Entries with figure data:
○ ○ ○ ○
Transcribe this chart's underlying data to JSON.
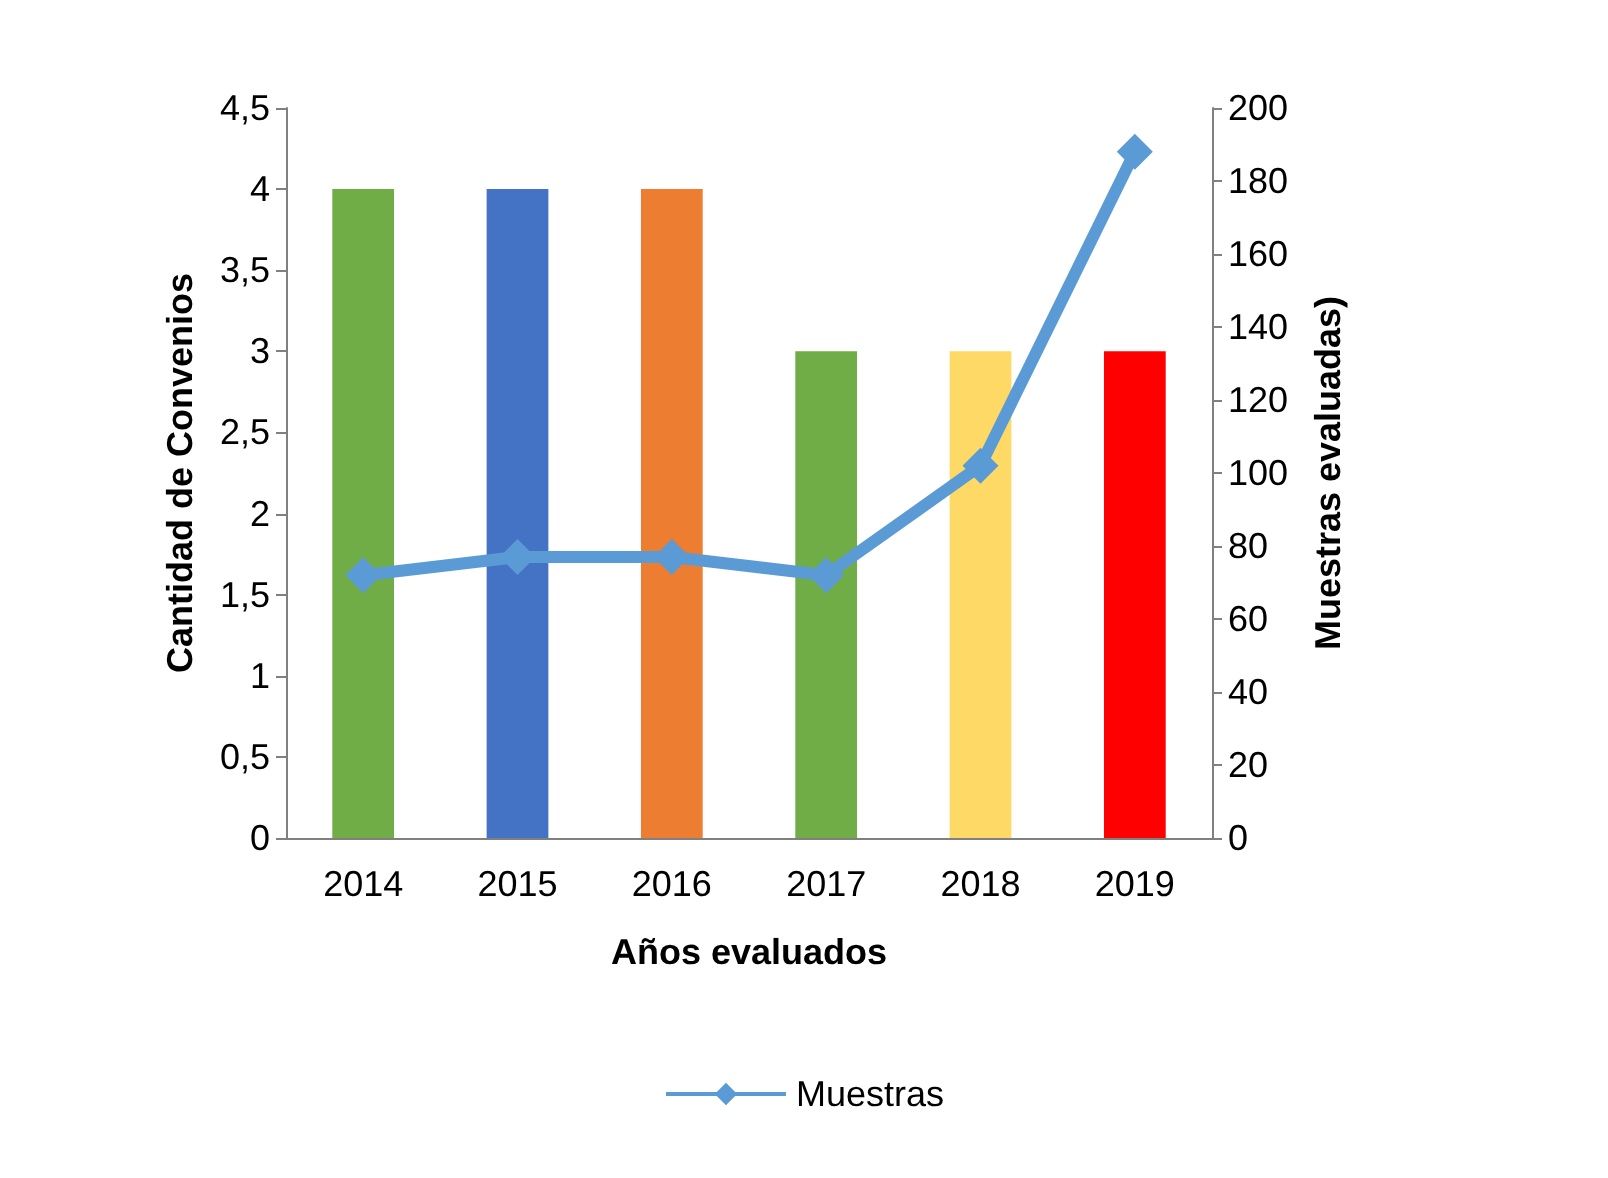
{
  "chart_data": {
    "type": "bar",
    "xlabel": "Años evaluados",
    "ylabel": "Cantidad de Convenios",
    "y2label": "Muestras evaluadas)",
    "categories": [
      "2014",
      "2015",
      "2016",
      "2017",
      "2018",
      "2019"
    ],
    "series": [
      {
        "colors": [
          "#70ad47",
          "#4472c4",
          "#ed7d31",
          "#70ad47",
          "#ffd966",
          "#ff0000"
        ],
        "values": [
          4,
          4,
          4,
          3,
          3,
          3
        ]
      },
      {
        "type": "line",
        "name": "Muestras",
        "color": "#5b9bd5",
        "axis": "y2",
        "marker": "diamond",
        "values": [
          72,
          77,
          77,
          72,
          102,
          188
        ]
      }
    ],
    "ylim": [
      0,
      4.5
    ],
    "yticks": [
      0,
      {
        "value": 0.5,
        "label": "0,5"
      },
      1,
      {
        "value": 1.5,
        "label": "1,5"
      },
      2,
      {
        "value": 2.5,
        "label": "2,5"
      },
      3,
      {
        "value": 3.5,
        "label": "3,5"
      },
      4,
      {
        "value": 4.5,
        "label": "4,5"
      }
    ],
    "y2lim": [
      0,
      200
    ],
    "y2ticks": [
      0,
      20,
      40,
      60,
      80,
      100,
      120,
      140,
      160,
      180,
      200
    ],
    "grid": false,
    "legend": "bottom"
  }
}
○ ○ ○ ○
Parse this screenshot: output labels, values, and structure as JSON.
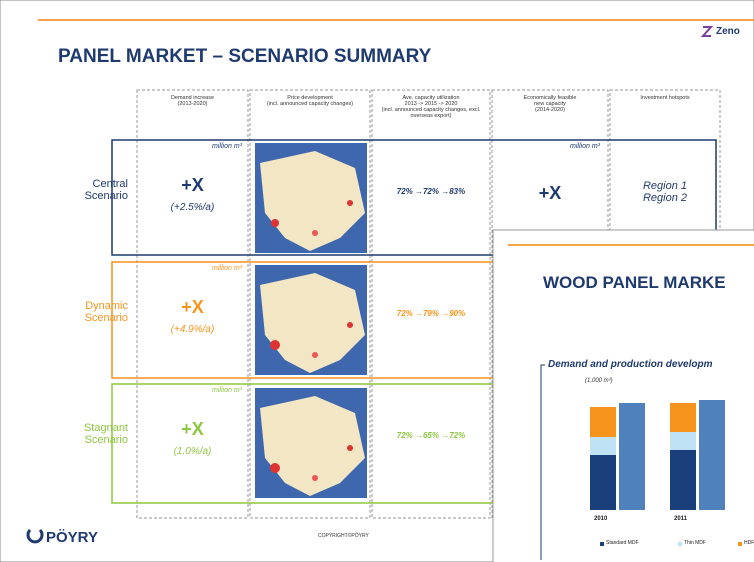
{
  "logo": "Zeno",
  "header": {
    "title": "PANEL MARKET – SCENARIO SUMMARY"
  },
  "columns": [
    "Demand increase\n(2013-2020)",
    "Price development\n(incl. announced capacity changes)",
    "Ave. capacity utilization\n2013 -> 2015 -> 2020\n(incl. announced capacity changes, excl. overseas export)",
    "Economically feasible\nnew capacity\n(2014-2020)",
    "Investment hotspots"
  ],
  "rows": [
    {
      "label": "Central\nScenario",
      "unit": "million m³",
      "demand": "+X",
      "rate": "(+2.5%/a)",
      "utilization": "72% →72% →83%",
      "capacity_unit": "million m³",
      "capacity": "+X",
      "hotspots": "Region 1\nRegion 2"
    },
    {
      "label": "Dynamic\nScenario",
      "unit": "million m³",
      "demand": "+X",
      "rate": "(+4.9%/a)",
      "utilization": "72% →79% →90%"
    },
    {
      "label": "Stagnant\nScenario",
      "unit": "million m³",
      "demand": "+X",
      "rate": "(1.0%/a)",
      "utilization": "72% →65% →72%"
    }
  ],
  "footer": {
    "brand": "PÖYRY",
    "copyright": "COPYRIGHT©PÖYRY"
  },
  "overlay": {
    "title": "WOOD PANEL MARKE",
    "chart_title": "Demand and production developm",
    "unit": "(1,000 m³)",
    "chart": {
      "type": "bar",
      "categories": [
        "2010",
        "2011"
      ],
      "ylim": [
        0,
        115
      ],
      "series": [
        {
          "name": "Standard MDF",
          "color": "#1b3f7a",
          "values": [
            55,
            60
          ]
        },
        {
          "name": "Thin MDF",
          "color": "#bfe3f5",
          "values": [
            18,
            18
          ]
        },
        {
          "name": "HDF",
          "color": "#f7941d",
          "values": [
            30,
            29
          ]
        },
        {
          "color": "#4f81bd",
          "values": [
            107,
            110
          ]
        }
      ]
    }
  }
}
○ ○ ○ ○
WHAT NEEDS TO BE DONE: Copy all lines in the listing above where the string "announced" appears.

CORRECT OUTPUT:
    "Price development\n(incl. announced capacity changes)",
    "Ave. capacity utilization\n2013 -> 2015 -> 2020\n(incl. announced capacity changes, excl. overseas export)",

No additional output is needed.